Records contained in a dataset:
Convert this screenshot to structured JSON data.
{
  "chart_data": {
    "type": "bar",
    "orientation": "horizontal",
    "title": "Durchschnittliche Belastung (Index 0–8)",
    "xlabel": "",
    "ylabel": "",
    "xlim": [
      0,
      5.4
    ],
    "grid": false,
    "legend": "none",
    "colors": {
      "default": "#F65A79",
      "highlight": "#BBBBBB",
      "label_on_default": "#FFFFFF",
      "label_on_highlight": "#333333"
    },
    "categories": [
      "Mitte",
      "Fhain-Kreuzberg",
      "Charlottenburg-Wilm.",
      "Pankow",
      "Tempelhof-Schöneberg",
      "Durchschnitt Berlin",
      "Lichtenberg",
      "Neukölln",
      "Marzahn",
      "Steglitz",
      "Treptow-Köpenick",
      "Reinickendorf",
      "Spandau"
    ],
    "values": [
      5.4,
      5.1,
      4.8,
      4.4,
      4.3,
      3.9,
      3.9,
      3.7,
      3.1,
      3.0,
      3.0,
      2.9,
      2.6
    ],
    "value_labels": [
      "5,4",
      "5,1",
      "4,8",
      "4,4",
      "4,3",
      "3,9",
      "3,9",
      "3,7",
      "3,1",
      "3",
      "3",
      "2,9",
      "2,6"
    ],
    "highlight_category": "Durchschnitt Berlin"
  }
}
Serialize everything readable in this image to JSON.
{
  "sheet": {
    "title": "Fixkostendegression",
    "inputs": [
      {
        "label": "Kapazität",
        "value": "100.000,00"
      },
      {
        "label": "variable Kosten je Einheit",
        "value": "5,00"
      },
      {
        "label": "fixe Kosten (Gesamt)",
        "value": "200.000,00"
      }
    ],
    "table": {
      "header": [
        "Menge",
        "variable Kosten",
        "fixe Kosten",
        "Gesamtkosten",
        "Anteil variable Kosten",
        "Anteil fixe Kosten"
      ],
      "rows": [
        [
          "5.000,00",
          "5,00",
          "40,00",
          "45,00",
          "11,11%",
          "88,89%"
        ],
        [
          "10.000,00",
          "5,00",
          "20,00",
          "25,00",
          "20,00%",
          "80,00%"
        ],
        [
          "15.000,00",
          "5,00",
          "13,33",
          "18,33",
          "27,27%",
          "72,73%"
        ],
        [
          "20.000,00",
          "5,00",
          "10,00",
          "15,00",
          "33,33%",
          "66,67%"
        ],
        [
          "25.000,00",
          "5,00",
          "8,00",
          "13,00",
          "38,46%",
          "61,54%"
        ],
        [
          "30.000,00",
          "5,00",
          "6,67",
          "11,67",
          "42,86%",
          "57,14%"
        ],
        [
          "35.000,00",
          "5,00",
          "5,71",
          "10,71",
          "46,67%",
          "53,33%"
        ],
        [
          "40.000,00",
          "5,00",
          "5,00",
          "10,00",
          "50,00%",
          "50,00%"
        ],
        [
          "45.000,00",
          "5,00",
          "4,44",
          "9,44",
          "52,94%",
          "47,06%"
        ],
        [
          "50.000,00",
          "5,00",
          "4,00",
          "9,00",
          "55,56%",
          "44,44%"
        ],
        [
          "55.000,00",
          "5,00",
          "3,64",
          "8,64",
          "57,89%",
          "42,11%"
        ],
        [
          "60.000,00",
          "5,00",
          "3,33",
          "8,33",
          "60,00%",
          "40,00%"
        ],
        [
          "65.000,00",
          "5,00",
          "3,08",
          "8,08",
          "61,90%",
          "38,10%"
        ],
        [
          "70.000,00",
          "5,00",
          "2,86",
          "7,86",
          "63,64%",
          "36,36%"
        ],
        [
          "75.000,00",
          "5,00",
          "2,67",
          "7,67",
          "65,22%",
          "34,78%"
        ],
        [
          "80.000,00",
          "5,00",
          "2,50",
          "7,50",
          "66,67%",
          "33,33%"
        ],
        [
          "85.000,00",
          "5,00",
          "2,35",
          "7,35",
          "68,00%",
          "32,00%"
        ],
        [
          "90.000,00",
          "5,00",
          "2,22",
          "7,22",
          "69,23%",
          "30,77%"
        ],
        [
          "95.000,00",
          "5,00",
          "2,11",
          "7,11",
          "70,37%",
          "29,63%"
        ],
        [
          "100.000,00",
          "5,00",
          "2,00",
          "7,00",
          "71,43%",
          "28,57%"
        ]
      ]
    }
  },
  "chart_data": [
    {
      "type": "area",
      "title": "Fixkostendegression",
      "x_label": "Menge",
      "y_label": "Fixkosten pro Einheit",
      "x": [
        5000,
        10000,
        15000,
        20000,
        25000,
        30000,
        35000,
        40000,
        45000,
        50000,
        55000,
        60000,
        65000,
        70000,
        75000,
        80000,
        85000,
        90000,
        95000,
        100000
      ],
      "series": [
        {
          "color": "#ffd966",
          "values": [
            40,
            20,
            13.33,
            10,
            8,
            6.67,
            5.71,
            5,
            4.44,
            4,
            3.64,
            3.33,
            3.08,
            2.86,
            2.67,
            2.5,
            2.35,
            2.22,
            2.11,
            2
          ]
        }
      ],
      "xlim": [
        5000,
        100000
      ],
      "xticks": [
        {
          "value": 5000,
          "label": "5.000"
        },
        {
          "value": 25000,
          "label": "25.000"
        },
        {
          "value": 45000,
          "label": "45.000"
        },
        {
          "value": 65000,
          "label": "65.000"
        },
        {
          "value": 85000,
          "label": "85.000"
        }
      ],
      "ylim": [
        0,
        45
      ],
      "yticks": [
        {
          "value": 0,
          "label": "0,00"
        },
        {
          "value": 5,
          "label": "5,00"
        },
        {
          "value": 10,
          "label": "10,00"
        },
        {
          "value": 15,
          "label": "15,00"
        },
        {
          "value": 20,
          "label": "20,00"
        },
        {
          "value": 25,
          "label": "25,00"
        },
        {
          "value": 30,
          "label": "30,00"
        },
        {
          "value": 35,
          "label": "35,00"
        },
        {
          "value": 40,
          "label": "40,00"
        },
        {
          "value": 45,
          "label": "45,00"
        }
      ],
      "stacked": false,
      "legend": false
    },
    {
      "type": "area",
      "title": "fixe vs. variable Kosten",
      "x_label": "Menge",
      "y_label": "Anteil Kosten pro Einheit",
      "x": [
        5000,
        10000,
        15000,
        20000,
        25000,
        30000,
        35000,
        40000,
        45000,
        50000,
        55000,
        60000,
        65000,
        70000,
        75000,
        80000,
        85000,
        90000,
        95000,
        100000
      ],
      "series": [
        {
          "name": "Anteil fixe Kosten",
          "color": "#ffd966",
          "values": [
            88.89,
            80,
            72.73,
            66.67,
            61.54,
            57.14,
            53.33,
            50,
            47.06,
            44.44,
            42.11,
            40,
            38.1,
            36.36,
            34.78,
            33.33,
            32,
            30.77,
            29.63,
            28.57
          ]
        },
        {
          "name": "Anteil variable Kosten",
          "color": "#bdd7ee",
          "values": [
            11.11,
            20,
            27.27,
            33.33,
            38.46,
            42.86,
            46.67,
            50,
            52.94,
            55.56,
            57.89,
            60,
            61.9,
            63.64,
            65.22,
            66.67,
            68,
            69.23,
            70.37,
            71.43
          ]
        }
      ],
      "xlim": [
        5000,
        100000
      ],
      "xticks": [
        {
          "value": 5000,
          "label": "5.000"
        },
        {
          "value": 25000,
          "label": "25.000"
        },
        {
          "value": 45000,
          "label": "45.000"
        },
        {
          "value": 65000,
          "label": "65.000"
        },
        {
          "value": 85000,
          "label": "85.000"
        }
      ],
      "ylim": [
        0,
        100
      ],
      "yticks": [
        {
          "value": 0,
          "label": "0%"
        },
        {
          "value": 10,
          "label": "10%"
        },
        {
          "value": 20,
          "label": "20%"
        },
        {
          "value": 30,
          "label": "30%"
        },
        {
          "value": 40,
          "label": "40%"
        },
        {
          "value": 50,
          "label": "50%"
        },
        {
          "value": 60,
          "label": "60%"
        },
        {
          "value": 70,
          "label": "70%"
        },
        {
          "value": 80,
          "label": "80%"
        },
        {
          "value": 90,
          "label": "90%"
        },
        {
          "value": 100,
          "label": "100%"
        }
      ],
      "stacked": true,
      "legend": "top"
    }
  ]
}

== Given task ==
Pull out each line holding the string "false".

== Result ==
    "grid": false,
      "stacked": false,
      "legend": false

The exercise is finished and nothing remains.